▶ PROMPT A
Report each line of the records that contains the string "header", matching case exactly.

▶ DOCUMENT TEXT
Managing with heavy databases

Question

Question

Dmitry Maslennikov · Nov 12, 2018

#Backup #Databases #System Administration #Caché

Let's say you have about 100TB of data in multiple CACHE.DAT. The biggest one is about 30TB but mostly more than 1TB. You have limited time for maintenance during a day, and it is only a few hours at night. You have to check Integrity as much often as possible. And of course backup it.

How would you do it?

Discussion (2)2

Log in or sign up to continue

Stefano Cairoli · Dec 5, 2018

With the assumption that running a full integrity check on the primary, Live instance is not really an option here, my approach would be something along these lines:

- backup of your primary instance using your preferred third party tool

- automate the restore of the backup into a separate environment

- run the integrity check in this second server

I see a couple of advantages in such a scenario:
you can verify that your backups are indeed valid and can be restored, quite a good felling in case of actual needs at some point in time.

As an integrity check is quite I/O intensive, you would move all those extra IOs away from your Live storage and only affect a separate set of disks.

Our documentation includes a section on how to script integrity checks:

"Checking Database Integrity Using the ^Integrity Utility"
https://docs.intersystems.com/latest/csp/docbook/DocBook.UI.Page.cls?KEY...

2 0

Alexey Maslov · Dec 5, 2018

A customer of ours is running a production system of two mirrored DB servers and 13 APP ones, running 24x7 with possible downtime <= 2 hours once a month.

Summary production DB size is ~ 4TB. Full backup takes ~ 10 hours, its restore ~ 16 hours. Therefore incremental backups are scheduled nightly, and full backup - weekly; to avoid performance drawback, Mirror Backup server is assigned to run all this activity.

As to integrity check, it turned to be useless since the DB size had overgrown 2TB: weekend had become not enough to run it through, so it was disabled. It doesn't seem to be a great problem because:

Enterprise grade SANs are very reliable, the probability of errors is very low.
Let's imagine that integrity error occurred. Which database blocks would be most probably involved? Those that are active changed by users' processes, rather than those that reside in "stale" part of the database. So, the errors would most likely appear on application level sooner than they might be caught with Integrity Check. What, do you think, would the administrator do in case of such kind of errors? Stop production for several days, running Integrity Check and fixing the errors? No, they would just switch from damaged Primary to (healthy) Backup Server. And what if Backup Server is damaged as well? As they reside on separated disk groups, this scenario means real disaster with the best solution: to switch to Async Backup which resides at another data center.

1 0

[Dataset excerpt]

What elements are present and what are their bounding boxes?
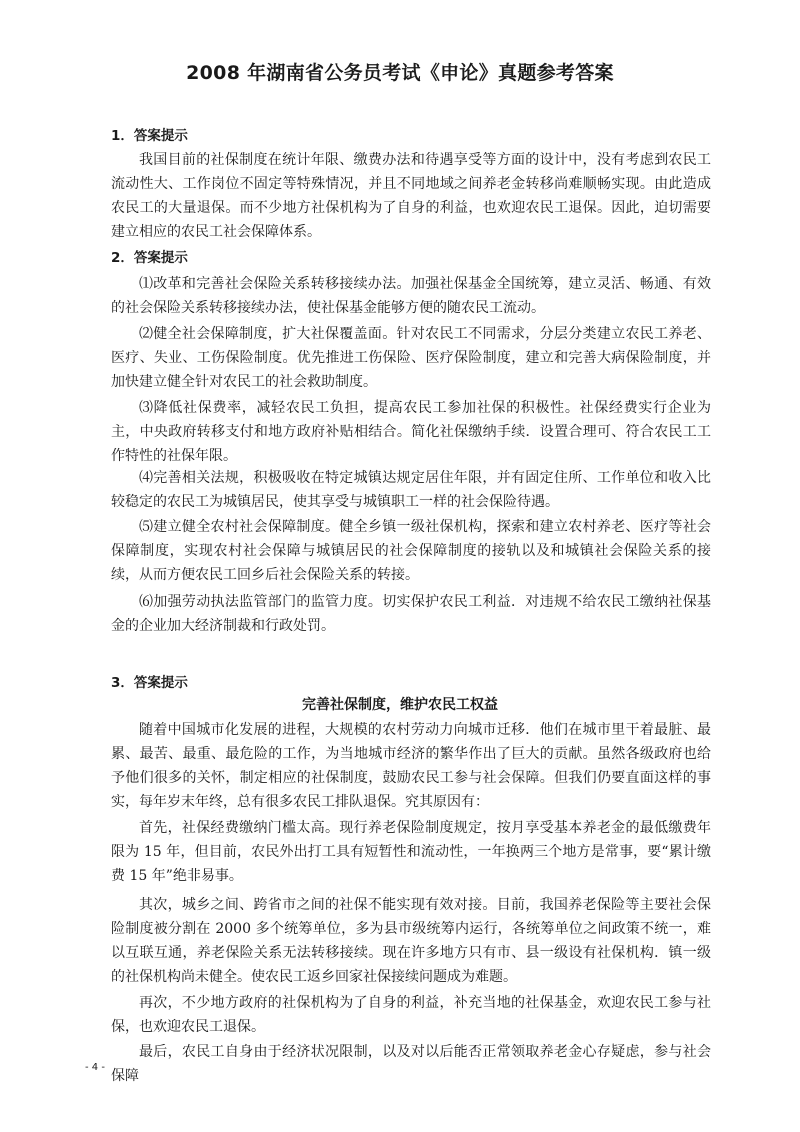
essay-paragraph-1: 随着中国城市化发展的进程，大规模的农村劳动力向城市迁移．他们在城市里干着最脏、最累、最苦、最重、最危险的工作，为当地城市经济的繁华作出了巨大的贡献。虽然各级政府也给予他们很多的关怀，制定相应的社保制度，鼓励农民工参与社会保障。但我们仍要直面这样的事实，每年岁末年终，总有很多农民工排队退保。究其原因有： [111,722,711,810]
section-2-item-3: ⑶降低社保费率，减轻农民工负担，提高农民工参加社保的积极性。社保经费实行企业为主，中央政府转移支付和地方政府补贴相结合。简化社保缴纳手续．设置合理可、符合农民工工作特性的社保年限。 [111,400,711,464]
section-2-item-1: ⑴改革和完善社会保险关系转移接续办法。加强社保基金全国统筹，建立灵活、畅通、有效的社会保险关系转移接续办法，使社保基金能够方便的随农民工流动。 [111,276,711,316]
page-number: - 4 - [85,1062,105,1073]
section-2-heading: 2．答案提示 [111,250,188,266]
essay-paragraph-3: 其次，城乡之间、跨省市之间的社保不能实现有效对接。目前，我国养老保险等主要社会保险制度被分割在 2000 多个统筹单位，多为县市级统筹内运行，各统筹单位之间政策不统一，难以互联互通，养老保险关系无法转移接续。现在许多地方只有市、县一级设有社保机构．镇一级的社保机构尚未健全。使农民工返乡回家社保接续问题成为难题。 [111,897,711,985]
section-3-heading: 3．答案提示 [111,675,188,691]
section-2-item-5: ⑸建立健全农村社会保障制度。健全乡镇一级社保机构，探索和建立农村养老、医疗等社会保障制度，实现农村社会保障与城镇居民的社会保障制度的接轨以及和城镇社会保险关系的接续，从而方便农民工回乡后社会保险关系的转接。 [111,519,711,583]
section-2-item-4: ⑷完善相关法规，积极吸收在特定城镇达规定居住年限，并有固定住所、工作单位和收入比较稳定的农民工为城镇居民，使其享受与城镇职工一样的社会保险待遇。 [111,470,711,510]
essay-paragraph-5: 最后，农民工自身由于经济状况限制，以及对以后能否正常领取养老金心存疑虑，参与社会保障 [111,1044,711,1084]
section-2-item-2: ⑵健全社会保障制度，扩大社保覆盖面。针对农民工不同需求，分层分类建立农民工养老、医疗、失业、工伤保险制度。优先推进工伤保险、医疗保险制度，建立和完善大病保险制度，并加快建立健全针对农民工的社会救助制度。 [111,326,711,390]
essay-title: 完善社保制度，维护农民工权益 [302,697,498,713]
essay-paragraph-4: 再次，不少地方政府的社保机构为了自身的利益，补充当地的社保基金，欢迎农民工参与社保，也欢迎农民工退保。 [111,995,711,1035]
section-1-paragraph: 我国目前的社保制度在统计年限、缴费办法和待遇享受等方面的设计中，没有考虑到农民工流动性大、工作岗位不固定等特殊情况，并且不同地域之间养老金转移尚难顺畅实现。由此造成农民工的大量退保。而不少地方社保机构为了自身的利益，也欢迎农民工退保。因此，迫切需要建立相应的农民工社会保障体系。 [111,152,711,240]
section-2-item-6: ⑹加强劳动执法监管部门的监管力度。切实保护农民工利益．对违规不给农民工缴纳社保基金的企业加大经济制裁和行政处罚。 [111,594,711,634]
page-title: 2008 年湖南省公务员考试《申论》真题参考答案 [186,62,614,84]
essay-paragraph-2: 首先，社保经费缴纳门槛太高。现行养老保险制度规定，按月享受基本养老金的最低缴费年限为 15 年，但目前，农民外出打工具有短暂性和流动性，一年换两三个地方是常事，要“累计缴费 15 年”绝非易事。 [111,820,711,884]
section-1-heading: 1．答案提示 [111,128,188,144]
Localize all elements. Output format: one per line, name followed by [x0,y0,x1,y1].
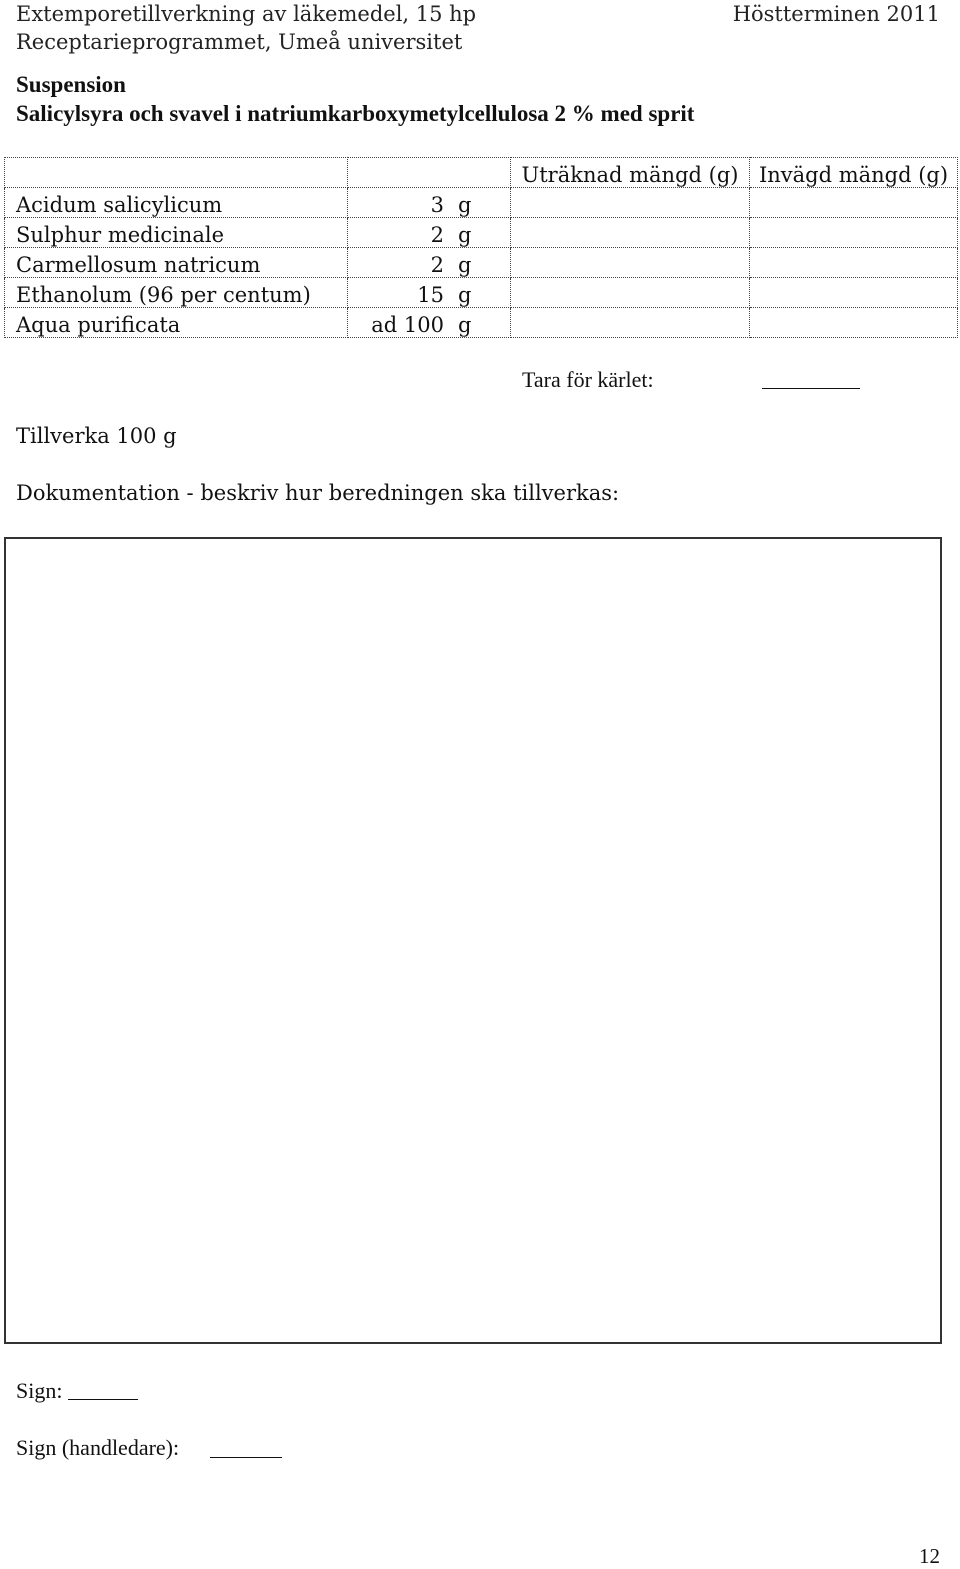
ingredient-amount: 2 [430,223,444,247]
ingredient-amount: 3 [430,193,444,217]
ingredient-amount: ad 100 [371,313,444,337]
ingredient-name: Sulphur medicinale [5,218,348,248]
weighed-amount-cell[interactable] [750,218,958,248]
header-name-cell [5,158,348,188]
ingredients-table [4,157,958,338]
calculated-amount-header: Uträknad mängd (g) [511,158,750,188]
weighed-amount-cell[interactable] [750,248,958,278]
preparation-title: Salicylsyra och svavel i natriumkarboxymetylcellulosa 2 % med sprit [16,101,695,126]
weighed-amount-cell[interactable] [750,308,958,338]
table-row [5,188,958,218]
ingredient-name: Acidum salicylicum [5,188,348,218]
ingredient-unit: g [458,223,472,247]
table-row [5,218,958,248]
weighed-amount-header: Invägd mängd (g) [750,158,958,188]
ingredient-name: Carmellosum natricum [5,248,348,278]
calculated-amount-cell[interactable] [511,278,750,308]
supervisor-sign-label: Sign (handledare): [16,1435,180,1460]
weighed-amount-cell[interactable] [750,188,958,218]
ingredient-quantity [348,248,511,278]
ingredient-quantity [348,308,511,338]
table-row [5,278,958,308]
program-name: Receptarieprogrammet, Umeå universitet [16,30,463,54]
tara-input-line[interactable] [762,388,860,389]
ingredient-quantity [348,218,511,248]
calculated-amount-cell[interactable] [511,248,750,278]
ingredient-unit: g [458,313,472,337]
table-row [5,308,958,338]
ingredient-amount: 15 [417,283,444,307]
table-row [5,248,958,278]
ingredient-quantity [348,278,511,308]
course-title: Extemporetillverkning av läkemedel, 15 hp [16,2,477,26]
term-label: Höstterminen 2011 [732,2,940,26]
table-header-row [5,158,958,188]
documentation-box[interactable] [4,537,942,1344]
sign-label: Sign: [16,1378,63,1403]
preparation-type: Suspension [16,72,126,97]
ingredient-unit: g [458,193,472,217]
supervisor-sign-input-line[interactable] [210,1457,282,1458]
ingredient-name: Aqua purificata [5,308,348,338]
ingredient-name: Ethanolum (96 per centum) [5,278,348,308]
ingredient-unit: g [458,253,472,277]
calculated-amount-cell[interactable] [511,308,750,338]
produce-amount-label: Tillverka 100 g [16,424,177,448]
tara-label: Tara för kärlet: [522,367,654,392]
documentation-label: Dokumentation - beskriv hur beredningen ska tillverkas: [16,481,620,505]
sign-input-line[interactable] [68,1399,138,1400]
calculated-amount-cell[interactable] [511,188,750,218]
calculated-amount-cell[interactable] [511,218,750,248]
page-number: 12 [919,1544,940,1568]
ingredient-unit: g [458,283,472,307]
ingredient-quantity [348,188,511,218]
weighed-amount-cell[interactable] [750,278,958,308]
ingredient-amount: 2 [430,253,444,277]
header-qty-cell [348,158,511,188]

▶ PROMPT B
Return the passage of the forum thread on managing heavy databases, copied verbatim, from "A customer of" down to "once a month.".

▶ WRITTEN RESPONSE A
header-name-cell [5,158,348,188]
calculated-amount-header: Uträknad mängd (g) [511,158,750,188]
weighed-amount-header: Invägd mängd (g) [750,158,958,188]
table-header-row [5,158,958,188]
header-qty-cell [348,158,511,188]

▶ WRITTEN RESPONSE B
A customer of ours is running a production system of two mirrored DB servers and 13 APP ones, running 24x7 with possible downtime <= 2 hours once a month.